- _WHAT IS BEING ASKED_
Can you copy out every one of the records below word for word, leaving the pictures out?

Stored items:

====================

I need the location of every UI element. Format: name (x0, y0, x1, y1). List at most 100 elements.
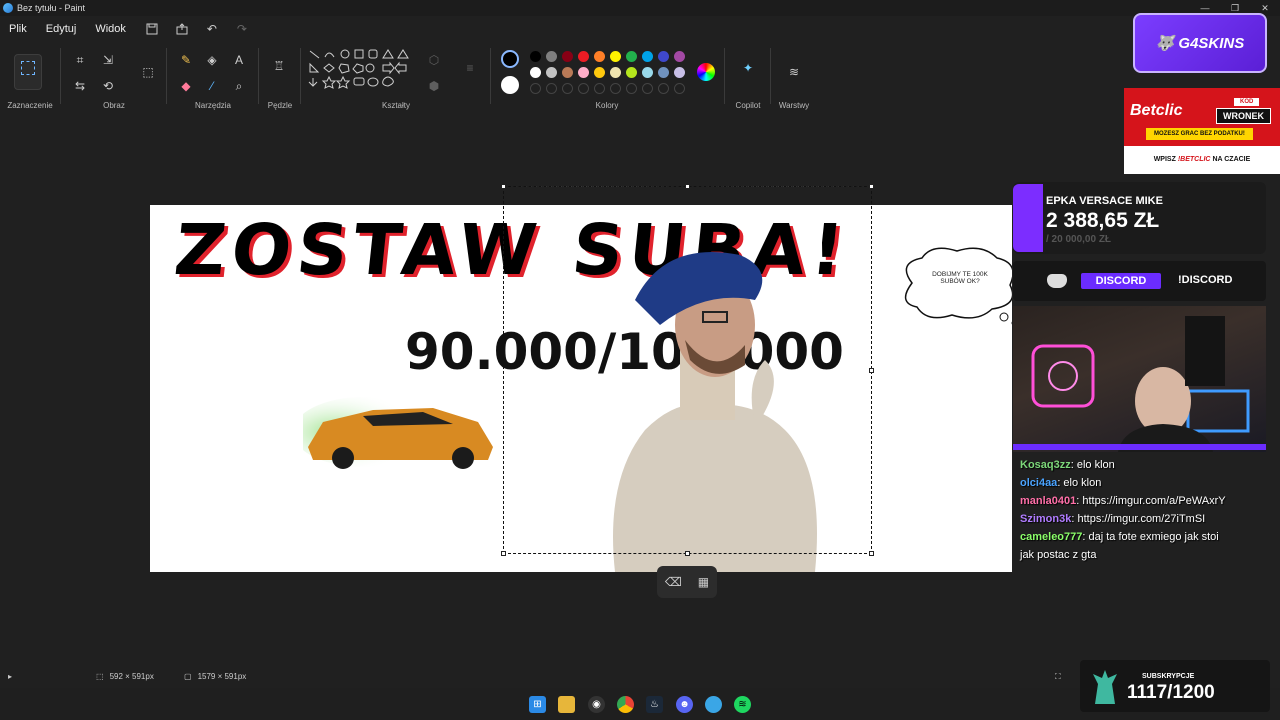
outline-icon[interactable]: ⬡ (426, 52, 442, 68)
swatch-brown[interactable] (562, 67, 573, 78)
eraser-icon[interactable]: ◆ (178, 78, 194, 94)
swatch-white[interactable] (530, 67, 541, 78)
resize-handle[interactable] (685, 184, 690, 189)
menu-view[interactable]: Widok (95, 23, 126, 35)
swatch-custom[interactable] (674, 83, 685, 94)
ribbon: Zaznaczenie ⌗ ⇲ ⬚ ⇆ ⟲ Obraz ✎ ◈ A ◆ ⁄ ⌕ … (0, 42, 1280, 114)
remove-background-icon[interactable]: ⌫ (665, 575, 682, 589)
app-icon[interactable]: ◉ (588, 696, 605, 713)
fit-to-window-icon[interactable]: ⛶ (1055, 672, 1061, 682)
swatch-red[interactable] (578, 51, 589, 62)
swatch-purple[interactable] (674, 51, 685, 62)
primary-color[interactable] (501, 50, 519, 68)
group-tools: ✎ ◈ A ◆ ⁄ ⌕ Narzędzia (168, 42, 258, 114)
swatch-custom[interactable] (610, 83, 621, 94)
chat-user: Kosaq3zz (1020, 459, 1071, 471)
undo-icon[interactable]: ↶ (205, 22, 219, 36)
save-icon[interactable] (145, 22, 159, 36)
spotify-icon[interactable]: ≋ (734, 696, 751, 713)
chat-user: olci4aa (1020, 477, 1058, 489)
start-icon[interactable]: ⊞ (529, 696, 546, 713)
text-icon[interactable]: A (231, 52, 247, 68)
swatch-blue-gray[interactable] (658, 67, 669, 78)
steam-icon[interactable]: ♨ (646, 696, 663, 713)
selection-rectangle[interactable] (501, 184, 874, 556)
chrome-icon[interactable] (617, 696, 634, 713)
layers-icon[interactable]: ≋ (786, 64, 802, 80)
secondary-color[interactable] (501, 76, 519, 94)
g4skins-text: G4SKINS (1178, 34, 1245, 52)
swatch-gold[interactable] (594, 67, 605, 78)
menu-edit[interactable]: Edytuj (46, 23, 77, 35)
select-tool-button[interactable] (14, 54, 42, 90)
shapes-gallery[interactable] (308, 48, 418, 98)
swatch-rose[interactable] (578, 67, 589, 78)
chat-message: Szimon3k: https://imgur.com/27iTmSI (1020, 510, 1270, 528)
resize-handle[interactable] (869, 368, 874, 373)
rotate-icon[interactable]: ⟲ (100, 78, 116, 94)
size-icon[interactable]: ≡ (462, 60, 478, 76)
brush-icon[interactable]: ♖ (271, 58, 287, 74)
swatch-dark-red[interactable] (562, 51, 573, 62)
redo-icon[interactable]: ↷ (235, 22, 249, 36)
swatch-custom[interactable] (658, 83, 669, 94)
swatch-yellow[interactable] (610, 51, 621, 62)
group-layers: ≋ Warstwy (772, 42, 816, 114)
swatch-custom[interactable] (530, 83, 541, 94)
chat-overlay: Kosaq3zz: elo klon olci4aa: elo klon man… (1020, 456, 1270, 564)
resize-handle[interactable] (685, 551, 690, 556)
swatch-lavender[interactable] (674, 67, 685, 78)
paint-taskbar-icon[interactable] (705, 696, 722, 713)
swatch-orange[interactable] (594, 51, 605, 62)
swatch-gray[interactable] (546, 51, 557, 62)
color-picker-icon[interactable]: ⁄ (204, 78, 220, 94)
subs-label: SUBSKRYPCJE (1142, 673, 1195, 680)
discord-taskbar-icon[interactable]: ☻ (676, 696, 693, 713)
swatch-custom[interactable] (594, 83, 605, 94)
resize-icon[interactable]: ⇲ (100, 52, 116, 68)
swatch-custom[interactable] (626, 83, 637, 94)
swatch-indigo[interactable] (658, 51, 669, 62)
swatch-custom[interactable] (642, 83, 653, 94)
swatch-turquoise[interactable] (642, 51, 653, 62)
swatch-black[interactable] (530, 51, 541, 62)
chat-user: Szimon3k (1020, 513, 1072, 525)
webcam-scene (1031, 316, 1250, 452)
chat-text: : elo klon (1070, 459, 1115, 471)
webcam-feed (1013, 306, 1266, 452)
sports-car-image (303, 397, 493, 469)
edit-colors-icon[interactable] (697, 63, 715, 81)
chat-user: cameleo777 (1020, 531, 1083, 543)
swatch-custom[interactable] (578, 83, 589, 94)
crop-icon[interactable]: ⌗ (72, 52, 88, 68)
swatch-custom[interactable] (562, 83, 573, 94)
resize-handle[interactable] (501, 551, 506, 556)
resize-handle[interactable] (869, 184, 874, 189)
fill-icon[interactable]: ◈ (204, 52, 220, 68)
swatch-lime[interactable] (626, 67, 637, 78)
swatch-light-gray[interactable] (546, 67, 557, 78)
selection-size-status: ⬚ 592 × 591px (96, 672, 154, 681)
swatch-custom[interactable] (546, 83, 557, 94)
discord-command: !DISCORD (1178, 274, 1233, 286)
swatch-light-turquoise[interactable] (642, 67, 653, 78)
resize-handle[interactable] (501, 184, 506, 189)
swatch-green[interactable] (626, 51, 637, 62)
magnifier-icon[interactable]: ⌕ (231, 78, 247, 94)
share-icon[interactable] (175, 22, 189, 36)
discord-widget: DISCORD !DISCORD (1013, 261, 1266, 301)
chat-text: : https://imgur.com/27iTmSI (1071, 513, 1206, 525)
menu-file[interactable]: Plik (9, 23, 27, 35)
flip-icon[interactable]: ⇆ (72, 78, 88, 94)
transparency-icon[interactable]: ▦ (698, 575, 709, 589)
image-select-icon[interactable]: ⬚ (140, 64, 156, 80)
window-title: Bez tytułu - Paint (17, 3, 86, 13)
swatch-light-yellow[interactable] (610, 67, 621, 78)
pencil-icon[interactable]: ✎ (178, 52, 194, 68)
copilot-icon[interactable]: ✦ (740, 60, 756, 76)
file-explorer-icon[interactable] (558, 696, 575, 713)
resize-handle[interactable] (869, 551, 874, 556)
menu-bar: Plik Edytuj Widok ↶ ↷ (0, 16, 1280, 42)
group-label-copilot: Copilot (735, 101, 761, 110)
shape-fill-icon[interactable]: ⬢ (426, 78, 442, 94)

====================

- _WRITTEN ANSWER_
I need the location of every UI element. Format: name (x0, y0, x1, y1). List at most 100 elements.
outline-icon[interactable]: ⬡ (426, 52, 442, 68)
swatch-brown[interactable] (562, 67, 573, 78)
eraser-icon[interactable]: ◆ (178, 78, 194, 94)
swatch-white[interactable] (530, 67, 541, 78)
resize-handle[interactable] (685, 184, 690, 189)
menu-view[interactable]: Widok (95, 23, 126, 35)
swatch-custom[interactable] (674, 83, 685, 94)
ribbon: Zaznaczenie ⌗ ⇲ ⬚ ⇆ ⟲ Obraz ✎ ◈ A ◆ ⁄ ⌕ … (0, 42, 1280, 114)
remove-background-icon[interactable]: ⌫ (665, 575, 682, 589)
app-icon[interactable]: ◉ (588, 696, 605, 713)
fit-to-window-icon[interactable]: ⛶ (1055, 672, 1061, 682)
swatch-red[interactable] (578, 51, 589, 62)
swatch-purple[interactable] (674, 51, 685, 62)
primary-color[interactable] (501, 50, 519, 68)
group-tools: ✎ ◈ A ◆ ⁄ ⌕ Narzędzia (168, 42, 258, 114)
swatch-custom[interactable] (610, 83, 621, 94)
chat-user: Kosaq3zz (1020, 459, 1071, 471)
undo-icon[interactable]: ↶ (205, 22, 219, 36)
save-icon[interactable] (145, 22, 159, 36)
spotify-icon[interactable]: ≋ (734, 696, 751, 713)
chat-user: olci4aa (1020, 477, 1058, 489)
start-icon[interactable]: ⊞ (529, 696, 546, 713)
text-icon[interactable]: A (231, 52, 247, 68)
swatch-blue-gray[interactable] (658, 67, 669, 78)
steam-icon[interactable]: ♨ (646, 696, 663, 713)
selection-rectangle[interactable] (501, 184, 874, 556)
chrome-icon[interactable] (617, 696, 634, 713)
layers-icon[interactable]: ≋ (786, 64, 802, 80)
secondary-color[interactable] (501, 76, 519, 94)
g4skins-text: G4SKINS (1178, 34, 1245, 52)
swatch-gold[interactable] (594, 67, 605, 78)
menu-edit[interactable]: Edytuj (46, 23, 77, 35)
select-tool-button[interactable] (14, 54, 42, 90)
shapes-gallery[interactable] (308, 48, 418, 98)
swatch-rose[interactable] (578, 67, 589, 78)
chat-message: Szimon3k: https://imgur.com/27iTmSI (1020, 510, 1270, 528)
resize-handle[interactable] (869, 368, 874, 373)
rotate-icon[interactable]: ⟲ (100, 78, 116, 94)
size-icon[interactable]: ≡ (462, 60, 478, 76)
brush-icon[interactable]: ♖ (271, 58, 287, 74)
swatch-dark-red[interactable] (562, 51, 573, 62)
redo-icon[interactable]: ↷ (235, 22, 249, 36)
swatch-custom[interactable] (658, 83, 669, 94)
swatch-yellow[interactable] (610, 51, 621, 62)
group-layers: ≋ Warstwy (772, 42, 816, 114)
swatch-custom[interactable] (530, 83, 541, 94)
chat-overlay: Kosaq3zz: elo klon olci4aa: elo klon man… (1020, 456, 1270, 564)
resize-handle[interactable] (685, 551, 690, 556)
swatch-lavender[interactable] (674, 67, 685, 78)
paint-taskbar-icon[interactable] (705, 696, 722, 713)
swatch-orange[interactable] (594, 51, 605, 62)
swatch-gray[interactable] (546, 51, 557, 62)
color-picker-icon[interactable]: ⁄ (204, 78, 220, 94)
subs-label: SUBSKRYPCJE (1142, 673, 1195, 680)
discord-taskbar-icon[interactable]: ☻ (676, 696, 693, 713)
swatch-custom[interactable] (594, 83, 605, 94)
resize-icon[interactable]: ⇲ (100, 52, 116, 68)
swatch-custom[interactable] (626, 83, 637, 94)
swatch-indigo[interactable] (658, 51, 669, 62)
swatch-custom[interactable] (642, 83, 653, 94)
swatch-turquoise[interactable] (642, 51, 653, 62)
swatch-black[interactable] (530, 51, 541, 62)
chat-user: Szimon3k (1020, 513, 1072, 525)
webcam-scene (1031, 316, 1250, 452)
chat-text: : elo klon (1070, 459, 1115, 471)
webcam-feed (1013, 306, 1266, 452)
sports-car-image (303, 397, 493, 469)
edit-colors-icon[interactable] (697, 63, 715, 81)
chat-user: cameleo777 (1020, 531, 1083, 543)
swatch-custom[interactable] (578, 83, 589, 94)
crop-icon[interactable]: ⌗ (72, 52, 88, 68)
swatch-custom[interactable] (562, 83, 573, 94)
resize-handle[interactable] (501, 551, 506, 556)
resize-handle[interactable] (869, 184, 874, 189)
fill-icon[interactable]: ◈ (204, 52, 220, 68)
swatch-lime[interactable] (626, 67, 637, 78)
swatch-light-gray[interactable] (546, 67, 557, 78)
selection-size-status: ⬚ 592 × 591px (96, 672, 154, 681)
swatch-custom[interactable] (546, 83, 557, 94)
discord-command: !DISCORD (1178, 274, 1233, 286)
swatch-light-turquoise[interactable] (642, 67, 653, 78)
resize-handle[interactable] (501, 184, 506, 189)
swatch-green[interactable] (626, 51, 637, 62)
magnifier-icon[interactable]: ⌕ (231, 78, 247, 94)
share-icon[interactable] (175, 22, 189, 36)
discord-widget: DISCORD !DISCORD (1013, 261, 1266, 301)
chat-text: : https://imgur.com/27iTmSI (1071, 513, 1206, 525)
menu-file[interactable]: Plik (9, 23, 27, 35)
flip-icon[interactable]: ⇆ (72, 78, 88, 94)
transparency-icon[interactable]: ▦ (698, 575, 709, 589)
image-select-icon[interactable]: ⬚ (140, 64, 156, 80)
window-title: Bez tytułu - Paint (17, 3, 86, 13)
swatch-light-yellow[interactable] (610, 67, 621, 78)
pencil-icon[interactable]: ✎ (178, 52, 194, 68)
copilot-icon[interactable]: ✦ (740, 60, 756, 76)
file-explorer-icon[interactable] (558, 696, 575, 713)
resize-handle[interactable] (869, 551, 874, 556)
menu-bar: Plik Edytuj Widok ↶ ↷ (0, 16, 1280, 42)
group-label-copilot: Copilot (735, 101, 761, 110)
shape-fill-icon[interactable]: ⬢ (426, 78, 442, 94)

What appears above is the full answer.